## Start Materials provided

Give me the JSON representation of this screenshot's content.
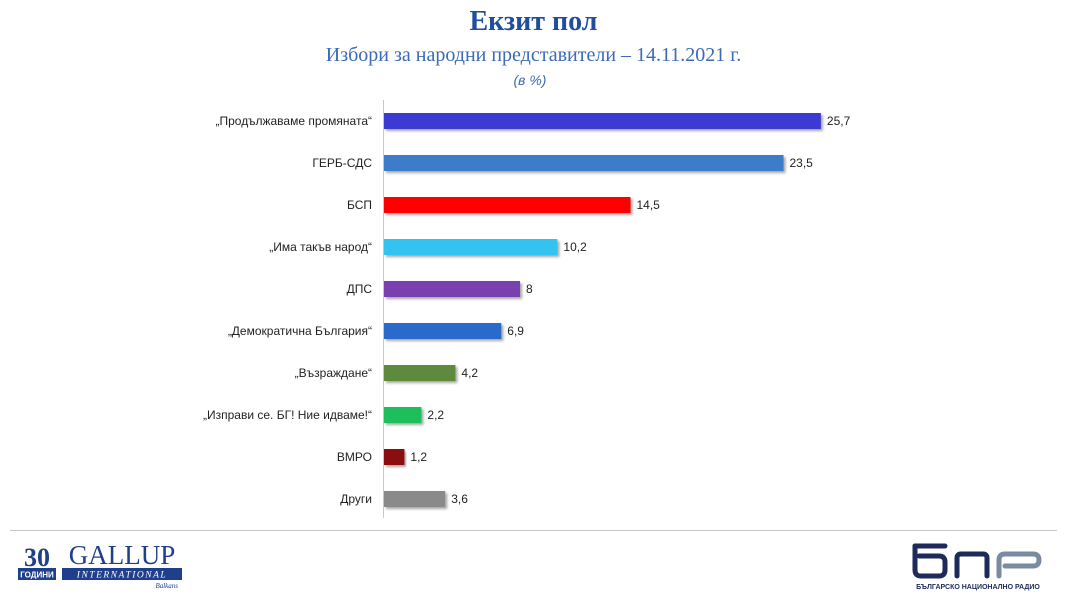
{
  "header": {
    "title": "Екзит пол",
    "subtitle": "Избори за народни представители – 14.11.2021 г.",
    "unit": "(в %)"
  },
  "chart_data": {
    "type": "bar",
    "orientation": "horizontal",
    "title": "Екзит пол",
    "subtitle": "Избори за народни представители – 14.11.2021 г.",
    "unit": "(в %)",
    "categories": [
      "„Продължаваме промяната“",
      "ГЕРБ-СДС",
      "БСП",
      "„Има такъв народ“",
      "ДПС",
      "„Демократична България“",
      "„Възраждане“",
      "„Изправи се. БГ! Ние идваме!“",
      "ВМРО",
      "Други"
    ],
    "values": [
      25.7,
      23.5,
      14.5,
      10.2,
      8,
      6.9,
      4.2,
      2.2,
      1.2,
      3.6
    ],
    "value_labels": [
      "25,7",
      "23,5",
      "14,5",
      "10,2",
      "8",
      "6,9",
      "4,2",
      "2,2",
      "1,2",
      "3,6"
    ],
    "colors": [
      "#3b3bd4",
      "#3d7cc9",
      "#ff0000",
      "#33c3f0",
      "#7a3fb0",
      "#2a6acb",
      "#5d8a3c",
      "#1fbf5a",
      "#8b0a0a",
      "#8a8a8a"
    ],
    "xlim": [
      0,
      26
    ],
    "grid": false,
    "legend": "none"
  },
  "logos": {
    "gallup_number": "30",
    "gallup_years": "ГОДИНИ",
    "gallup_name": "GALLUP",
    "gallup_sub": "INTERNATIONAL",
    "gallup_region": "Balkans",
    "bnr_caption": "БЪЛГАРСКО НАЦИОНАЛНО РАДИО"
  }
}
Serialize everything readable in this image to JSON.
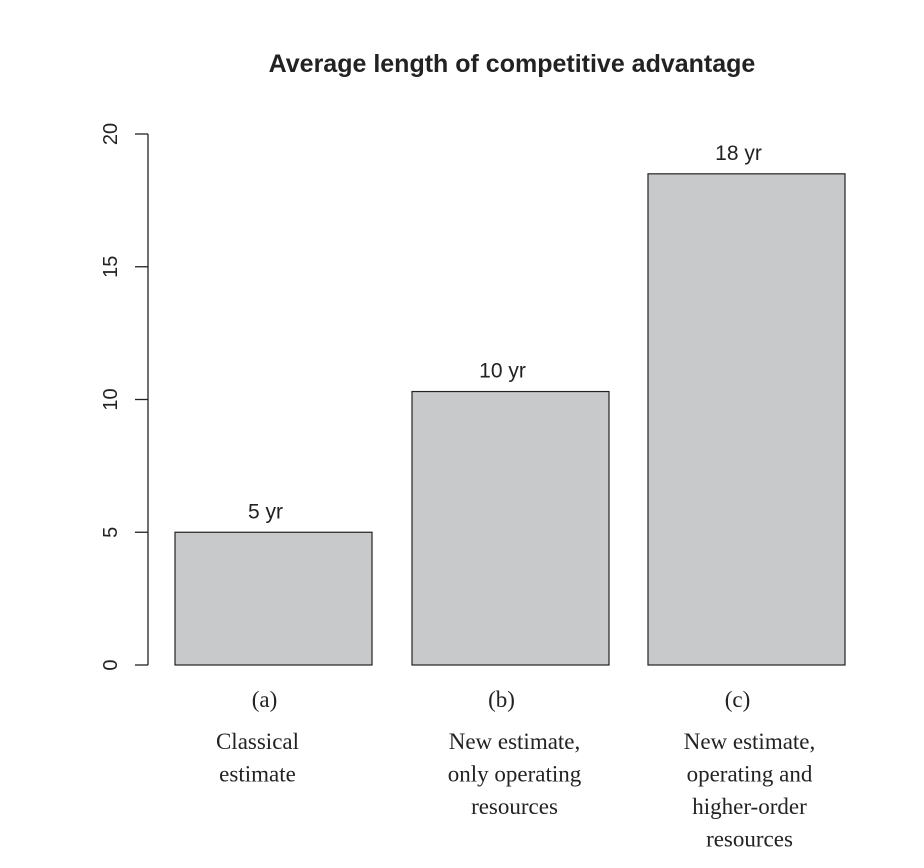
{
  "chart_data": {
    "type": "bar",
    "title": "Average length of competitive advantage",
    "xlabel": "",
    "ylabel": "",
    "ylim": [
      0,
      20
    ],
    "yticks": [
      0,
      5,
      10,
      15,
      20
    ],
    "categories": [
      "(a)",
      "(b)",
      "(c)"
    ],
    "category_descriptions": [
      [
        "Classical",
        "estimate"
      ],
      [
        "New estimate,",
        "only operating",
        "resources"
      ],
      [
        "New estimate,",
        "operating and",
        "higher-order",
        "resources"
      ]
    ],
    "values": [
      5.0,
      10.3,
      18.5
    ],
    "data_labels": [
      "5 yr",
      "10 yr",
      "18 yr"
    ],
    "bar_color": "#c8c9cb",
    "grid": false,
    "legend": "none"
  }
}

## End Materials provided

#### [Given request]
Without any pictures, reproduce exactly the lines from the line that contains "Serialize everything readable" to the end of the entries above, both ends included.

#### [Response below]
Serialize everything readable in this image to JSON.
{
  "chart_data": {
    "type": "bar",
    "title": "Average length of competitive advantage",
    "xlabel": "",
    "ylabel": "",
    "ylim": [
      0,
      20
    ],
    "yticks": [
      0,
      5,
      10,
      15,
      20
    ],
    "categories": [
      "(a)",
      "(b)",
      "(c)"
    ],
    "category_descriptions": [
      [
        "Classical",
        "estimate"
      ],
      [
        "New estimate,",
        "only operating",
        "resources"
      ],
      [
        "New estimate,",
        "operating and",
        "higher-order",
        "resources"
      ]
    ],
    "values": [
      5.0,
      10.3,
      18.5
    ],
    "data_labels": [
      "5 yr",
      "10 yr",
      "18 yr"
    ],
    "bar_color": "#c8c9cb",
    "grid": false,
    "legend": "none"
  }
}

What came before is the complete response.